Problem to work on -
Restate the records that follow word for word; no pictures should appear.

-- start Records to use --

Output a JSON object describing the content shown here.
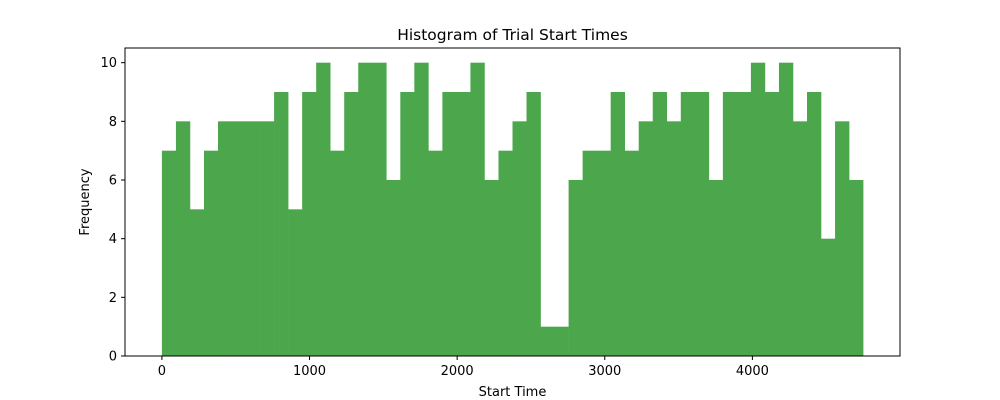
{
  "chart_data": {
    "type": "bar",
    "subtype": "histogram",
    "title": "Histogram of Trial Start Times",
    "xlabel": "Start Time",
    "ylabel": "Frequency",
    "xlim": [
      -250,
      5000
    ],
    "ylim": [
      0,
      10.5
    ],
    "xticks": [
      0,
      1000,
      2000,
      3000,
      4000
    ],
    "yticks": [
      0,
      2,
      4,
      6,
      8,
      10
    ],
    "bin_start": 0,
    "bin_width": 95,
    "values": [
      7,
      8,
      5,
      7,
      8,
      8,
      8,
      8,
      9,
      5,
      9,
      10,
      7,
      9,
      10,
      10,
      6,
      9,
      10,
      7,
      9,
      9,
      10,
      6,
      7,
      8,
      9,
      1,
      1,
      6,
      7,
      7,
      9,
      7,
      8,
      9,
      8,
      9,
      9,
      6,
      9,
      9,
      10,
      9,
      10,
      8,
      9,
      4,
      8,
      6
    ],
    "bar_color": "#4ca64c",
    "grid": false
  }
}
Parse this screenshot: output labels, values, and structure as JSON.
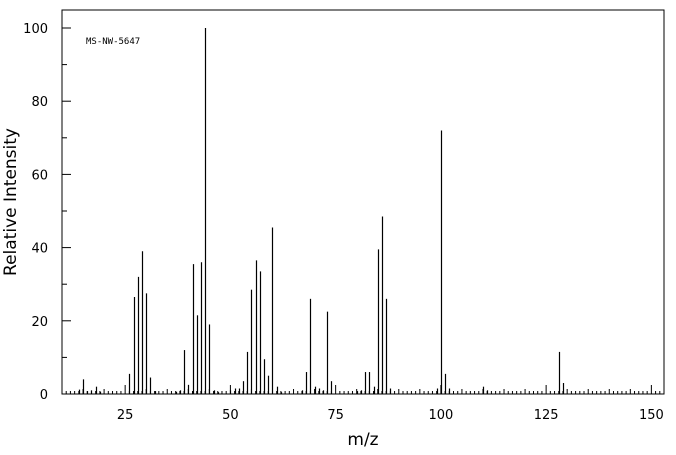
{
  "chart_data": {
    "type": "bar",
    "title": "",
    "annotation": "MS-NW-5647",
    "xlabel": "m/z",
    "ylabel": "Relative Intensity",
    "xlim": [
      10,
      153
    ],
    "ylim": [
      0,
      100
    ],
    "x_major_ticks": [
      25,
      50,
      75,
      100,
      125,
      150
    ],
    "y_major_ticks": [
      0,
      20,
      40,
      60,
      80,
      100
    ],
    "grid": false,
    "legend": "none",
    "peaks": [
      {
        "mz": 14,
        "intensity": 1.2
      },
      {
        "mz": 15,
        "intensity": 4.0
      },
      {
        "mz": 16,
        "intensity": 0.8
      },
      {
        "mz": 17,
        "intensity": 1.0
      },
      {
        "mz": 18,
        "intensity": 2.0
      },
      {
        "mz": 19,
        "intensity": 0.6
      },
      {
        "mz": 26,
        "intensity": 5.5
      },
      {
        "mz": 27,
        "intensity": 26.5
      },
      {
        "mz": 28,
        "intensity": 32.0
      },
      {
        "mz": 29,
        "intensity": 39.0
      },
      {
        "mz": 30,
        "intensity": 27.5
      },
      {
        "mz": 31,
        "intensity": 4.5
      },
      {
        "mz": 32,
        "intensity": 0.8
      },
      {
        "mz": 37,
        "intensity": 0.6
      },
      {
        "mz": 38,
        "intensity": 1.0
      },
      {
        "mz": 39,
        "intensity": 12.0
      },
      {
        "mz": 40,
        "intensity": 2.5
      },
      {
        "mz": 41,
        "intensity": 35.5
      },
      {
        "mz": 42,
        "intensity": 21.5
      },
      {
        "mz": 43,
        "intensity": 36.0
      },
      {
        "mz": 44,
        "intensity": 100.0
      },
      {
        "mz": 45,
        "intensity": 19.0
      },
      {
        "mz": 46,
        "intensity": 1.0
      },
      {
        "mz": 47,
        "intensity": 0.5
      },
      {
        "mz": 50,
        "intensity": 1.0
      },
      {
        "mz": 51,
        "intensity": 1.5
      },
      {
        "mz": 52,
        "intensity": 1.5
      },
      {
        "mz": 53,
        "intensity": 3.5
      },
      {
        "mz": 54,
        "intensity": 11.5
      },
      {
        "mz": 55,
        "intensity": 28.5
      },
      {
        "mz": 56,
        "intensity": 36.5
      },
      {
        "mz": 57,
        "intensity": 33.5
      },
      {
        "mz": 58,
        "intensity": 9.5
      },
      {
        "mz": 59,
        "intensity": 5.0
      },
      {
        "mz": 60,
        "intensity": 45.5
      },
      {
        "mz": 61,
        "intensity": 2.0
      },
      {
        "mz": 62,
        "intensity": 0.5
      },
      {
        "mz": 67,
        "intensity": 1.0
      },
      {
        "mz": 68,
        "intensity": 6.0
      },
      {
        "mz": 69,
        "intensity": 26.0
      },
      {
        "mz": 70,
        "intensity": 2.0
      },
      {
        "mz": 71,
        "intensity": 1.5
      },
      {
        "mz": 72,
        "intensity": 1.0
      },
      {
        "mz": 73,
        "intensity": 22.5
      },
      {
        "mz": 74,
        "intensity": 3.5
      },
      {
        "mz": 80,
        "intensity": 0.8
      },
      {
        "mz": 81,
        "intensity": 1.0
      },
      {
        "mz": 82,
        "intensity": 6.0
      },
      {
        "mz": 83,
        "intensity": 6.0
      },
      {
        "mz": 84,
        "intensity": 2.0
      },
      {
        "mz": 85,
        "intensity": 39.5
      },
      {
        "mz": 86,
        "intensity": 48.5
      },
      {
        "mz": 87,
        "intensity": 26.0
      },
      {
        "mz": 88,
        "intensity": 1.5
      },
      {
        "mz": 99,
        "intensity": 1.5
      },
      {
        "mz": 100,
        "intensity": 72.0
      },
      {
        "mz": 101,
        "intensity": 5.5
      },
      {
        "mz": 102,
        "intensity": 1.5
      },
      {
        "mz": 110,
        "intensity": 2.0
      },
      {
        "mz": 111,
        "intensity": 1.0
      },
      {
        "mz": 128,
        "intensity": 11.5
      },
      {
        "mz": 129,
        "intensity": 3.0
      }
    ]
  }
}
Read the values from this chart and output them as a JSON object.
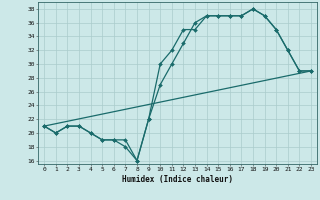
{
  "title": "",
  "xlabel": "Humidex (Indice chaleur)",
  "background_color": "#cce8e8",
  "grid_color": "#aacccc",
  "line_color": "#1a6b6b",
  "xlim": [
    -0.5,
    23.5
  ],
  "ylim": [
    15.5,
    39
  ],
  "yticks": [
    16,
    18,
    20,
    22,
    24,
    26,
    28,
    30,
    32,
    34,
    36,
    38
  ],
  "xticks": [
    0,
    1,
    2,
    3,
    4,
    5,
    6,
    7,
    8,
    9,
    10,
    11,
    12,
    13,
    14,
    15,
    16,
    17,
    18,
    19,
    20,
    21,
    22,
    23
  ],
  "line1_x": [
    0,
    1,
    2,
    3,
    4,
    5,
    6,
    7,
    8,
    9,
    10,
    11,
    12,
    13,
    14,
    15,
    16,
    17,
    18,
    19,
    20,
    21,
    22,
    23
  ],
  "line1_y": [
    21,
    20,
    21,
    21,
    20,
    19,
    19,
    18,
    16,
    22,
    30,
    32,
    35,
    35,
    37,
    37,
    37,
    37,
    38,
    37,
    35,
    32,
    29,
    29
  ],
  "line2_x": [
    0,
    1,
    2,
    3,
    4,
    5,
    6,
    7,
    8,
    9,
    10,
    11,
    12,
    13,
    14,
    15,
    16,
    17,
    18,
    19,
    20,
    21,
    22,
    23
  ],
  "line2_y": [
    21,
    20,
    21,
    21,
    20,
    19,
    19,
    19,
    16,
    22,
    27,
    30,
    33,
    36,
    37,
    37,
    37,
    37,
    38,
    37,
    35,
    32,
    29,
    29
  ],
  "line3_x": [
    0,
    23
  ],
  "line3_y": [
    21,
    29
  ],
  "marker": "D",
  "markersize": 2.0,
  "linewidth": 0.9
}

-- end Records to use --

Answer for the task -
Output a JSON object describing the content shown here.
{
  "chart_data": {
    "type": "bar",
    "subtype": "histogram",
    "title": "Histogram of Trial Start Times",
    "xlabel": "Start Time",
    "ylabel": "Frequency",
    "xlim": [
      -250,
      5000
    ],
    "ylim": [
      0,
      10.5
    ],
    "xticks": [
      0,
      1000,
      2000,
      3000,
      4000
    ],
    "yticks": [
      0,
      2,
      4,
      6,
      8,
      10
    ],
    "bin_start": 0,
    "bin_width": 95,
    "values": [
      7,
      8,
      5,
      7,
      8,
      8,
      8,
      8,
      9,
      5,
      9,
      10,
      7,
      9,
      10,
      10,
      6,
      9,
      10,
      7,
      9,
      9,
      10,
      6,
      7,
      8,
      9,
      1,
      1,
      6,
      7,
      7,
      9,
      7,
      8,
      9,
      8,
      9,
      9,
      6,
      9,
      9,
      10,
      9,
      10,
      8,
      9,
      4,
      8,
      6
    ],
    "bar_color": "#4ca64c",
    "grid": false
  }
}
Parse this screenshot: output labels, values, and structure as JSON.
{
  "chart_data": {
    "type": "bar",
    "title": "",
    "annotation": "MS-NW-5647",
    "xlabel": "m/z",
    "ylabel": "Relative Intensity",
    "xlim": [
      10,
      153
    ],
    "ylim": [
      0,
      100
    ],
    "x_major_ticks": [
      25,
      50,
      75,
      100,
      125,
      150
    ],
    "y_major_ticks": [
      0,
      20,
      40,
      60,
      80,
      100
    ],
    "grid": false,
    "legend": "none",
    "peaks": [
      {
        "mz": 14,
        "intensity": 1.2
      },
      {
        "mz": 15,
        "intensity": 4.0
      },
      {
        "mz": 16,
        "intensity": 0.8
      },
      {
        "mz": 17,
        "intensity": 1.0
      },
      {
        "mz": 18,
        "intensity": 2.0
      },
      {
        "mz": 19,
        "intensity": 0.6
      },
      {
        "mz": 26,
        "intensity": 5.5
      },
      {
        "mz": 27,
        "intensity": 26.5
      },
      {
        "mz": 28,
        "intensity": 32.0
      },
      {
        "mz": 29,
        "intensity": 39.0
      },
      {
        "mz": 30,
        "intensity": 27.5
      },
      {
        "mz": 31,
        "intensity": 4.5
      },
      {
        "mz": 32,
        "intensity": 0.8
      },
      {
        "mz": 37,
        "intensity": 0.6
      },
      {
        "mz": 38,
        "intensity": 1.0
      },
      {
        "mz": 39,
        "intensity": 12.0
      },
      {
        "mz": 40,
        "intensity": 2.5
      },
      {
        "mz": 41,
        "intensity": 35.5
      },
      {
        "mz": 42,
        "intensity": 21.5
      },
      {
        "mz": 43,
        "intensity": 36.0
      },
      {
        "mz": 44,
        "intensity": 100.0
      },
      {
        "mz": 45,
        "intensity": 19.0
      },
      {
        "mz": 46,
        "intensity": 1.0
      },
      {
        "mz": 47,
        "intensity": 0.5
      },
      {
        "mz": 50,
        "intensity": 1.0
      },
      {
        "mz": 51,
        "intensity": 1.5
      },
      {
        "mz": 52,
        "intensity": 1.5
      },
      {
        "mz": 53,
        "intensity": 3.5
      },
      {
        "mz": 54,
        "intensity": 11.5
      },
      {
        "mz": 55,
        "intensity": 28.5
      },
      {
        "mz": 56,
        "intensity": 36.5
      },
      {
        "mz": 57,
        "intensity": 33.5
      },
      {
        "mz": 58,
        "intensity": 9.5
      },
      {
        "mz": 59,
        "intensity": 5.0
      },
      {
        "mz": 60,
        "intensity": 45.5
      },
      {
        "mz": 61,
        "intensity": 2.0
      },
      {
        "mz": 62,
        "intensity": 0.5
      },
      {
        "mz": 67,
        "intensity": 1.0
      },
      {
        "mz": 68,
        "intensity": 6.0
      },
      {
        "mz": 69,
        "intensity": 26.0
      },
      {
        "mz": 70,
        "intensity": 2.0
      },
      {
        "mz": 71,
        "intensity": 1.5
      },
      {
        "mz": 72,
        "intensity": 1.0
      },
      {
        "mz": 73,
        "intensity": 22.5
      },
      {
        "mz": 74,
        "intensity": 3.5
      },
      {
        "mz": 80,
        "intensity": 0.8
      },
      {
        "mz": 81,
        "intensity": 1.0
      },
      {
        "mz": 82,
        "intensity": 6.0
      },
      {
        "mz": 83,
        "intensity": 6.0
      },
      {
        "mz": 84,
        "intensity": 2.0
      },
      {
        "mz": 85,
        "intensity": 39.5
      },
      {
        "mz": 86,
        "intensity": 48.5
      },
      {
        "mz": 87,
        "intensity": 26.0
      },
      {
        "mz": 88,
        "intensity": 1.5
      },
      {
        "mz": 99,
        "intensity": 1.5
      },
      {
        "mz": 100,
        "intensity": 72.0
      },
      {
        "mz": 101,
        "intensity": 5.5
      },
      {
        "mz": 102,
        "intensity": 1.5
      },
      {
        "mz": 110,
        "intensity": 2.0
      },
      {
        "mz": 111,
        "intensity": 1.0
      },
      {
        "mz": 128,
        "intensity": 11.5
      },
      {
        "mz": 129,
        "intensity": 3.0
      }
    ]
  }
}
Read the values from this chart and output them as a JSON object.
{
  "title": "",
  "xlabel": "Humidex (Indice chaleur)",
  "background_color": "#cce8e8",
  "grid_color": "#aacccc",
  "line_color": "#1a6b6b",
  "xlim": [
    -0.5,
    23.5
  ],
  "ylim": [
    15.5,
    39
  ],
  "yticks": [
    16,
    18,
    20,
    22,
    24,
    26,
    28,
    30,
    32,
    34,
    36,
    38
  ],
  "xticks": [
    0,
    1,
    2,
    3,
    4,
    5,
    6,
    7,
    8,
    9,
    10,
    11,
    12,
    13,
    14,
    15,
    16,
    17,
    18,
    19,
    20,
    21,
    22,
    23
  ],
  "line1_x": [
    0,
    1,
    2,
    3,
    4,
    5,
    6,
    7,
    8,
    9,
    10,
    11,
    12,
    13,
    14,
    15,
    16,
    17,
    18,
    19,
    20,
    21,
    22,
    23
  ],
  "line1_y": [
    21,
    20,
    21,
    21,
    20,
    19,
    19,
    18,
    16,
    22,
    30,
    32,
    35,
    35,
    37,
    37,
    37,
    37,
    38,
    37,
    35,
    32,
    29,
    29
  ],
  "line2_x": [
    0,
    1,
    2,
    3,
    4,
    5,
    6,
    7,
    8,
    9,
    10,
    11,
    12,
    13,
    14,
    15,
    16,
    17,
    18,
    19,
    20,
    21,
    22,
    23
  ],
  "line2_y": [
    21,
    20,
    21,
    21,
    20,
    19,
    19,
    19,
    16,
    22,
    27,
    30,
    33,
    36,
    37,
    37,
    37,
    37,
    38,
    37,
    35,
    32,
    29,
    29
  ],
  "line3_x": [
    0,
    23
  ],
  "line3_y": [
    21,
    29
  ],
  "marker": "D",
  "markersize": 2.0,
  "linewidth": 0.9
}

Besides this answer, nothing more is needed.